RECORDS SUPPLIED:
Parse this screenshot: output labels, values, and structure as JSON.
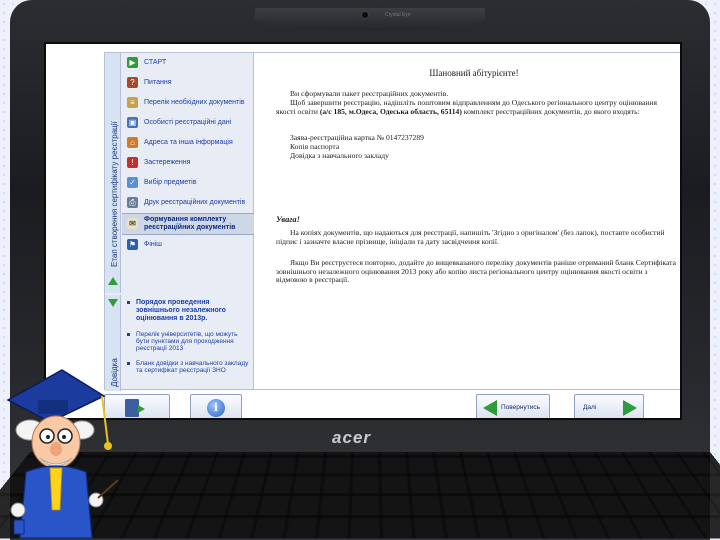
{
  "laptop": {
    "camera_label": "Crystal Eye",
    "brand": "acer"
  },
  "sidebar": {
    "vertical_tab_main": "Етап створення сертифікату реєстрації",
    "vertical_tab_info": "Довідка",
    "items": [
      {
        "label": "СТАРТ",
        "icon": "play-icon"
      },
      {
        "label": "Питання",
        "icon": "questions-icon"
      },
      {
        "label": "Перелік необхідних документів",
        "icon": "documents-icon"
      },
      {
        "label": "Особисті реєстраційні дані",
        "icon": "personal-data-icon"
      },
      {
        "label": "Адреса та інша інформація",
        "icon": "address-icon"
      },
      {
        "label": "Застереження",
        "icon": "warning-icon"
      },
      {
        "label": "Вибір предметів",
        "icon": "subjects-icon"
      },
      {
        "label": "Друк реєстраційних документів",
        "icon": "print-icon"
      },
      {
        "label": "Формування комплекту реєстраційних документів",
        "icon": "envelope-icon"
      },
      {
        "label": "Фініш",
        "icon": "finish-icon"
      }
    ],
    "info_links": [
      "Порядок проведення зовнішнього незалежного оцінювання в 2013р.",
      "Перелік університетів, що можуть бути пунктами для проходження реєстрації 2013",
      "Бланк довідки з навчального закладу та сертифікат реєстрації ЗНО"
    ]
  },
  "content": {
    "title": "Шановний абітурієнте!",
    "p1": "Ви сформували пакет реєстраційних документів.",
    "p2_pre": "Щоб завершити реєстрацію, надішліть поштовим відправленням до Одеського регіонального центру оцінювання якості освіти ",
    "p2_bold": "(а/с 185, м.Одеса, Одеська область, 65114)",
    "p2_post": " комплект реєстраційних документів, до якого входять:",
    "docs": [
      "Заява-реєстраційна картка № 0147237289",
      "Копія паспорта",
      "Довідка з навчального закладу"
    ],
    "warning_title": "Увага!",
    "p3": "На копіях документів, що надаються для реєстрації, напишіть 'Згідно з оригіналом' (без лапок), поставте особистий підпис і зазначте власне прізвище, ініціали та дату засвідчення копії.",
    "p4": "Якщо Ви реєструєтеся повторно, додайте до вищевказаного переліку документів раніше отриманий бланк Сертифіката зовнішнього незалежного оцінювання 2013 року або копію листа регіонального центру оцінювання якості освіти з відмовою в реєстрації."
  },
  "toolbar": {
    "back_label": "Повернутись",
    "next_label": "Далі"
  },
  "colors": {
    "accent_green": "#2e9c3b",
    "link_blue": "#1d3ea8"
  }
}
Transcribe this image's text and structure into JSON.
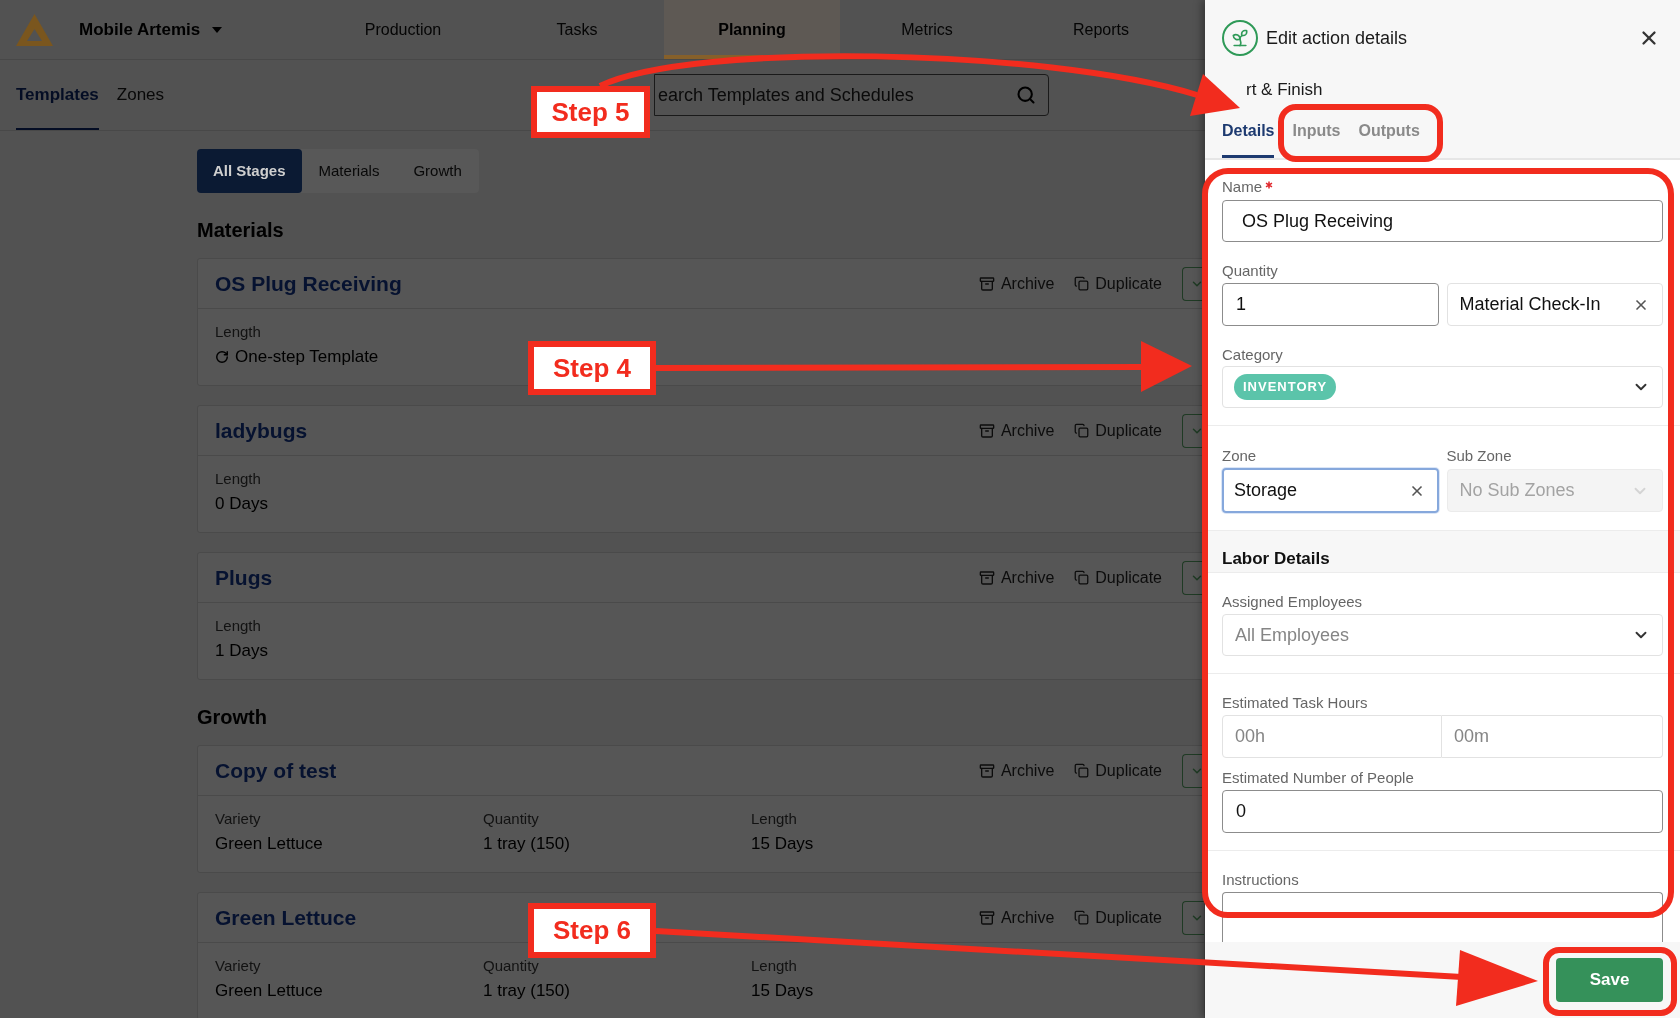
{
  "app": {
    "name": "Mobile Artemis"
  },
  "nav": [
    {
      "label": "Production",
      "selected": false
    },
    {
      "label": "Tasks",
      "selected": false
    },
    {
      "label": "Planning",
      "selected": true
    },
    {
      "label": "Metrics",
      "selected": false
    },
    {
      "label": "Reports",
      "selected": false
    }
  ],
  "subnav": {
    "tabs": [
      {
        "label": "Templates",
        "selected": true
      },
      {
        "label": "Zones",
        "selected": false
      }
    ],
    "search": {
      "placeholder": "earch Templates and Schedules"
    }
  },
  "stage_filter": [
    {
      "label": "All Stages",
      "selected": true
    },
    {
      "label": "Materials",
      "selected": false
    },
    {
      "label": "Growth",
      "selected": false
    }
  ],
  "sections": [
    {
      "title": "Materials",
      "templates": [
        {
          "title": "OS Plug Receiving",
          "actions": [
            {
              "kind": "archive",
              "label": "Archive"
            },
            {
              "kind": "duplicate",
              "label": "Duplicate"
            }
          ],
          "fields": [
            {
              "kind": "one_step",
              "label": "Length",
              "value": "One-step Template"
            }
          ]
        },
        {
          "title": "ladybugs",
          "actions": [
            {
              "kind": "archive",
              "label": "Archive"
            },
            {
              "kind": "duplicate",
              "label": "Duplicate"
            }
          ],
          "fields": [
            {
              "kind": "plain",
              "label": "Length",
              "value": "0 Days"
            }
          ]
        },
        {
          "title": "Plugs",
          "actions": [
            {
              "kind": "archive",
              "label": "Archive"
            },
            {
              "kind": "duplicate",
              "label": "Duplicate"
            }
          ],
          "fields": [
            {
              "kind": "plain",
              "label": "Length",
              "value": "1 Days"
            }
          ]
        }
      ]
    },
    {
      "title": "Growth",
      "templates": [
        {
          "title": "Copy of test",
          "actions": [
            {
              "kind": "archive",
              "label": "Archive"
            },
            {
              "kind": "duplicate",
              "label": "Duplicate"
            }
          ],
          "fields": [
            {
              "kind": "plain",
              "label": "Variety",
              "value": "Green Lettuce"
            },
            {
              "kind": "plain",
              "label": "Quantity",
              "value": "1 tray (150)"
            },
            {
              "kind": "plain",
              "label": "Length",
              "value": "15 Days"
            }
          ]
        },
        {
          "title": "Green Lettuce",
          "actions": [
            {
              "kind": "archive",
              "label": "Archive"
            },
            {
              "kind": "duplicate",
              "label": "Duplicate"
            }
          ],
          "fields": [
            {
              "kind": "plain",
              "label": "Variety",
              "value": "Green Lettuce"
            },
            {
              "kind": "plain",
              "label": "Quantity",
              "value": "1 tray (150)"
            },
            {
              "kind": "plain",
              "label": "Length",
              "value": "15 Days"
            }
          ]
        }
      ]
    }
  ],
  "panel": {
    "title": "Edit action details",
    "subtitle": "rt & Finish",
    "tabs": [
      {
        "label": "Details",
        "selected": true
      },
      {
        "label": "Inputs",
        "selected": false
      },
      {
        "label": "Outputs",
        "selected": false
      }
    ],
    "name": {
      "label": "Name",
      "required": true,
      "value": "OS Plug Receiving"
    },
    "quantity": {
      "label": "Quantity",
      "value": "1",
      "unit": "Material Check-In"
    },
    "category": {
      "label": "Category",
      "value": "INVENTORY"
    },
    "zone": {
      "label": "Zone",
      "value": "Storage",
      "focused": true
    },
    "sub_zone": {
      "label": "Sub Zone",
      "value": "No Sub Zones",
      "disabled": true
    },
    "labor": {
      "title": "Labor Details",
      "assigned": {
        "label": "Assigned Employees",
        "placeholder": "All Employees"
      },
      "task_hours": {
        "label": "Estimated Task Hours",
        "hours_placeholder": "00h",
        "minutes_placeholder": "00m"
      },
      "people": {
        "label": "Estimated Number of People",
        "value": "0"
      }
    },
    "instructions": {
      "label": "Instructions"
    },
    "save": "Save"
  },
  "annotations": [
    {
      "label": "Step 5"
    },
    {
      "label": "Step 4"
    },
    {
      "label": "Step 6"
    }
  ]
}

GOAL OF THE EXERCISE: From start to finish, output the listing exactly, but omit its pictures.

ANSWER IN FULL:
Parse this screenshot: output labels, values, and structure as JSON.
{
  "laptop": {
    "camera_label": "Crystal Eye",
    "brand": "acer"
  },
  "sidebar": {
    "vertical_tab_main": "Етап створення сертифікату реєстрації",
    "vertical_tab_info": "Довідка",
    "items": [
      {
        "label": "СТАРТ",
        "icon": "play-icon"
      },
      {
        "label": "Питання",
        "icon": "questions-icon"
      },
      {
        "label": "Перелік необхідних документів",
        "icon": "documents-icon"
      },
      {
        "label": "Особисті реєстраційні дані",
        "icon": "personal-data-icon"
      },
      {
        "label": "Адреса та інша інформація",
        "icon": "address-icon"
      },
      {
        "label": "Застереження",
        "icon": "warning-icon"
      },
      {
        "label": "Вибір предметів",
        "icon": "subjects-icon"
      },
      {
        "label": "Друк реєстраційних документів",
        "icon": "print-icon"
      },
      {
        "label": "Формування комплекту реєстраційних документів",
        "icon": "envelope-icon"
      },
      {
        "label": "Фініш",
        "icon": "finish-icon"
      }
    ],
    "info_links": [
      "Порядок проведення зовнішнього незалежного оцінювання в 2013р.",
      "Перелік університетів, що можуть бути пунктами для проходження реєстрації 2013",
      "Бланк довідки з навчального закладу та сертифікат реєстрації ЗНО"
    ]
  },
  "content": {
    "title": "Шановний абітурієнте!",
    "p1": "Ви сформували пакет реєстраційних документів.",
    "p2_pre": "Щоб завершити реєстрацію, надішліть поштовим відправленням до Одеського регіонального центру оцінювання якості освіти ",
    "p2_bold": "(а/с 185, м.Одеса, Одеська область, 65114)",
    "p2_post": " комплект реєстраційних документів, до якого входять:",
    "docs": [
      "Заява-реєстраційна картка № 0147237289",
      "Копія паспорта",
      "Довідка з навчального закладу"
    ],
    "warning_title": "Увага!",
    "p3": "На копіях документів, що надаються для реєстрації, напишіть 'Згідно з оригіналом' (без лапок), поставте особистий підпис і зазначте власне прізвище, ініціали та дату засвідчення копії.",
    "p4": "Якщо Ви реєструєтеся повторно, додайте до вищевказаного переліку документів раніше отриманий бланк Сертифіката зовнішнього незалежного оцінювання 2013 року або копію листа регіонального центру оцінювання якості освіти з відмовою в реєстрації."
  },
  "toolbar": {
    "back_label": "Повернутись",
    "next_label": "Далі"
  },
  "colors": {
    "accent_green": "#2e9c3b",
    "link_blue": "#1d3ea8"
  }
}
Transcribe this image's text and structure into JSON.
{
  "app": {
    "name": "Mobile Artemis"
  },
  "nav": [
    {
      "label": "Production",
      "selected": false
    },
    {
      "label": "Tasks",
      "selected": false
    },
    {
      "label": "Planning",
      "selected": true
    },
    {
      "label": "Metrics",
      "selected": false
    },
    {
      "label": "Reports",
      "selected": false
    }
  ],
  "subnav": {
    "tabs": [
      {
        "label": "Templates",
        "selected": true
      },
      {
        "label": "Zones",
        "selected": false
      }
    ],
    "search": {
      "placeholder": "earch Templates and Schedules"
    }
  },
  "stage_filter": [
    {
      "label": "All Stages",
      "selected": true
    },
    {
      "label": "Materials",
      "selected": false
    },
    {
      "label": "Growth",
      "selected": false
    }
  ],
  "sections": [
    {
      "title": "Materials",
      "templates": [
        {
          "title": "OS Plug Receiving",
          "actions": [
            {
              "kind": "archive",
              "label": "Archive"
            },
            {
              "kind": "duplicate",
              "label": "Duplicate"
            }
          ],
          "fields": [
            {
              "kind": "one_step",
              "label": "Length",
              "value": "One-step Template"
            }
          ]
        },
        {
          "title": "ladybugs",
          "actions": [
            {
              "kind": "archive",
              "label": "Archive"
            },
            {
              "kind": "duplicate",
              "label": "Duplicate"
            }
          ],
          "fields": [
            {
              "kind": "plain",
              "label": "Length",
              "value": "0 Days"
            }
          ]
        },
        {
          "title": "Plugs",
          "actions": [
            {
              "kind": "archive",
              "label": "Archive"
            },
            {
              "kind": "duplicate",
              "label": "Duplicate"
            }
          ],
          "fields": [
            {
              "kind": "plain",
              "label": "Length",
              "value": "1 Days"
            }
          ]
        }
      ]
    },
    {
      "title": "Growth",
      "templates": [
        {
          "title": "Copy of test",
          "actions": [
            {
              "kind": "archive",
              "label": "Archive"
            },
            {
              "kind": "duplicate",
              "label": "Duplicate"
            }
          ],
          "fields": [
            {
              "kind": "plain",
              "label": "Variety",
              "value": "Green Lettuce"
            },
            {
              "kind": "plain",
              "label": "Quantity",
              "value": "1 tray (150)"
            },
            {
              "kind": "plain",
              "label": "Length",
              "value": "15 Days"
            }
          ]
        },
        {
          "title": "Green Lettuce",
          "actions": [
            {
              "kind": "archive",
              "label": "Archive"
            },
            {
              "kind": "duplicate",
              "label": "Duplicate"
            }
          ],
          "fields": [
            {
              "kind": "plain",
              "label": "Variety",
              "value": "Green Lettuce"
            },
            {
              "kind": "plain",
              "label": "Quantity",
              "value": "1 tray (150)"
            },
            {
              "kind": "plain",
              "label": "Length",
              "value": "15 Days"
            }
          ]
        }
      ]
    }
  ],
  "panel": {
    "title": "Edit action details",
    "subtitle": "rt & Finish",
    "tabs": [
      {
        "label": "Details",
        "selected": true
      },
      {
        "label": "Inputs",
        "selected": false
      },
      {
        "label": "Outputs",
        "selected": false
      }
    ],
    "name": {
      "label": "Name",
      "required": true,
      "value": "OS Plug Receiving"
    },
    "quantity": {
      "label": "Quantity",
      "value": "1",
      "unit": "Material Check-In"
    },
    "category": {
      "label": "Category",
      "value": "INVENTORY"
    },
    "zone": {
      "label": "Zone",
      "value": "Storage",
      "focused": true
    },
    "sub_zone": {
      "label": "Sub Zone",
      "value": "No Sub Zones",
      "disabled": true
    },
    "labor": {
      "title": "Labor Details",
      "assigned": {
        "label": "Assigned Employees",
        "placeholder": "All Employees"
      },
      "task_hours": {
        "label": "Estimated Task Hours",
        "hours_placeholder": "00h",
        "minutes_placeholder": "00m"
      },
      "people": {
        "label": "Estimated Number of People",
        "value": "0"
      }
    },
    "instructions": {
      "label": "Instructions"
    },
    "save": "Save"
  },
  "annotations": [
    {
      "label": "Step 5"
    },
    {
      "label": "Step 4"
    },
    {
      "label": "Step 6"
    }
  ]
}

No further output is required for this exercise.